- [Aim of the exercise]: Looking at the listing, state how many of its lines contain the string "乃不知有汉". Write only the number.

(Data records)
=======
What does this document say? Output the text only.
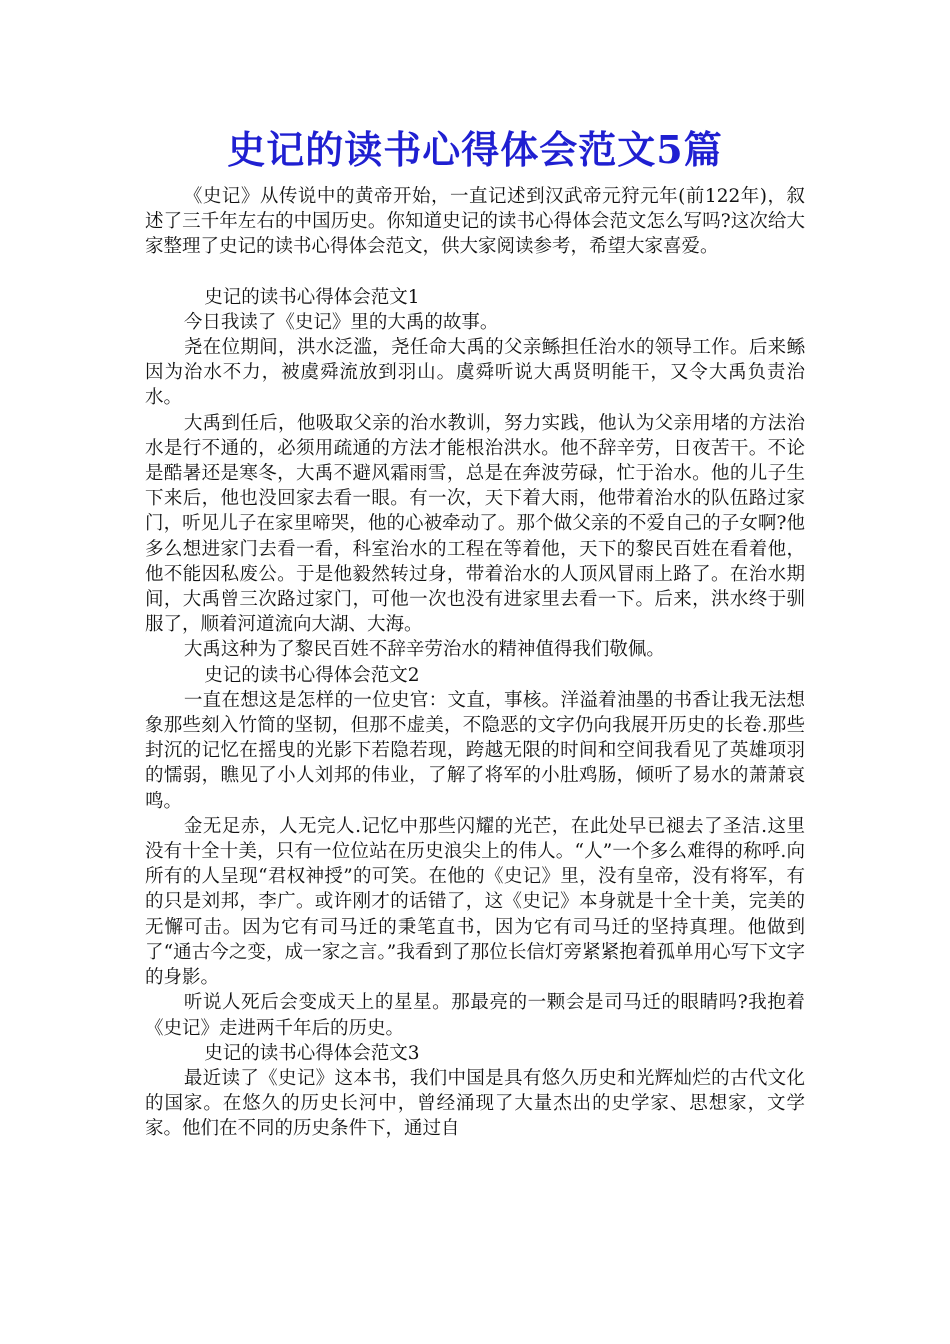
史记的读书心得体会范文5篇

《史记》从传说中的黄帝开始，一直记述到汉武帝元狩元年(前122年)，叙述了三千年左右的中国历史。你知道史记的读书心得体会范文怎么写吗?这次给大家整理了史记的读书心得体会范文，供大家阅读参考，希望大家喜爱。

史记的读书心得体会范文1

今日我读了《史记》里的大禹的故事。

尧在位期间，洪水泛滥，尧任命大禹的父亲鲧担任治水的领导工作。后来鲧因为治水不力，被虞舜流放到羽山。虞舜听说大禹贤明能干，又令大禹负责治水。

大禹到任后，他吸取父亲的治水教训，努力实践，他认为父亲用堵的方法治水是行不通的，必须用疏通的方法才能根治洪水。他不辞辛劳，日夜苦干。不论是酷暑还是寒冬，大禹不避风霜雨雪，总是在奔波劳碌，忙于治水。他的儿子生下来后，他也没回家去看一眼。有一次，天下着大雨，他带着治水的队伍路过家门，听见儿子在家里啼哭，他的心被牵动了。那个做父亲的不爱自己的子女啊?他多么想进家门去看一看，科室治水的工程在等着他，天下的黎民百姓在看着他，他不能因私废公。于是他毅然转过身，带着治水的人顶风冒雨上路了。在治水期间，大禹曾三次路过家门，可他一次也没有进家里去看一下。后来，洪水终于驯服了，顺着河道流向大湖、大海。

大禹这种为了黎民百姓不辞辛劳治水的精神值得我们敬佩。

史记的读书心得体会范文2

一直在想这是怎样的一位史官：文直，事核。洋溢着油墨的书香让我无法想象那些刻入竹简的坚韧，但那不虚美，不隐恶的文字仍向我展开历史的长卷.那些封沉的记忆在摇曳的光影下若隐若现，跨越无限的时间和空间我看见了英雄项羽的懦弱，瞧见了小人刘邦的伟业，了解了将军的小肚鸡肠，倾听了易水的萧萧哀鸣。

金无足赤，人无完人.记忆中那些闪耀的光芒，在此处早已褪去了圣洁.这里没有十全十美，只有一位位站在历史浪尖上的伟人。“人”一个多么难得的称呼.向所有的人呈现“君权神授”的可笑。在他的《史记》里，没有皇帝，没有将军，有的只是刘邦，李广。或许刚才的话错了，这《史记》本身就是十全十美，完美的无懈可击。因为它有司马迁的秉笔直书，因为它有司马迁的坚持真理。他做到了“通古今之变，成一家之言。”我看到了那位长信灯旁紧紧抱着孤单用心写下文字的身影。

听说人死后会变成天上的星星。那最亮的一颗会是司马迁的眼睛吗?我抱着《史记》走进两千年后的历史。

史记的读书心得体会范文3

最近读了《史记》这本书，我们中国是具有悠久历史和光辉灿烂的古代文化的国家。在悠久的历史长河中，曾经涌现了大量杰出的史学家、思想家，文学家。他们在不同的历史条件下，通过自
=======
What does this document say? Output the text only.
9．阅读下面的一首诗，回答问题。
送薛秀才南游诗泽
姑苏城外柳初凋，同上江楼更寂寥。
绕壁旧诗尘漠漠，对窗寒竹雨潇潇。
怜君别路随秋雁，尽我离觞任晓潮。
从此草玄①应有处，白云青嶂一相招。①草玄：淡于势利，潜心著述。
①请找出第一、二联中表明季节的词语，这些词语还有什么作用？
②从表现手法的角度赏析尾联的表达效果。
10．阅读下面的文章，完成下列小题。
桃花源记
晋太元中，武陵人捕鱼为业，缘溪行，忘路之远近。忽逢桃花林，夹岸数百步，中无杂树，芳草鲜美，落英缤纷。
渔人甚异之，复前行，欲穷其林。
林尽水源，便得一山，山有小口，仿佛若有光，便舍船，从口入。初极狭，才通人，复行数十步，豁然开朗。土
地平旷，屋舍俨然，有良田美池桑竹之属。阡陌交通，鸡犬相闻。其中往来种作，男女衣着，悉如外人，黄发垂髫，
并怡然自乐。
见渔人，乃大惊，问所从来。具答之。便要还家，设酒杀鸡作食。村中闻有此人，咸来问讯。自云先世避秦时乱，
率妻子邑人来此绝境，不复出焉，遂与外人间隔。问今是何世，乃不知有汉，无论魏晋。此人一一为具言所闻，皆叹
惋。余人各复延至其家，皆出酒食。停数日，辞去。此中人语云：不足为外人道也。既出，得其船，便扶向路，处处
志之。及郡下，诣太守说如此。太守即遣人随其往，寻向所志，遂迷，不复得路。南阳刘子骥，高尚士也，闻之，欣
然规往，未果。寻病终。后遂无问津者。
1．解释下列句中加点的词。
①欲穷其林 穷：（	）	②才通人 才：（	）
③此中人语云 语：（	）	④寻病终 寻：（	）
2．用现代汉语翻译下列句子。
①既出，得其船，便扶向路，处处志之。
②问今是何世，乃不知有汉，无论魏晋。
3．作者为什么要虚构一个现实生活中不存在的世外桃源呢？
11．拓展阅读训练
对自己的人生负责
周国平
=======
- [Result of the exercise]: 2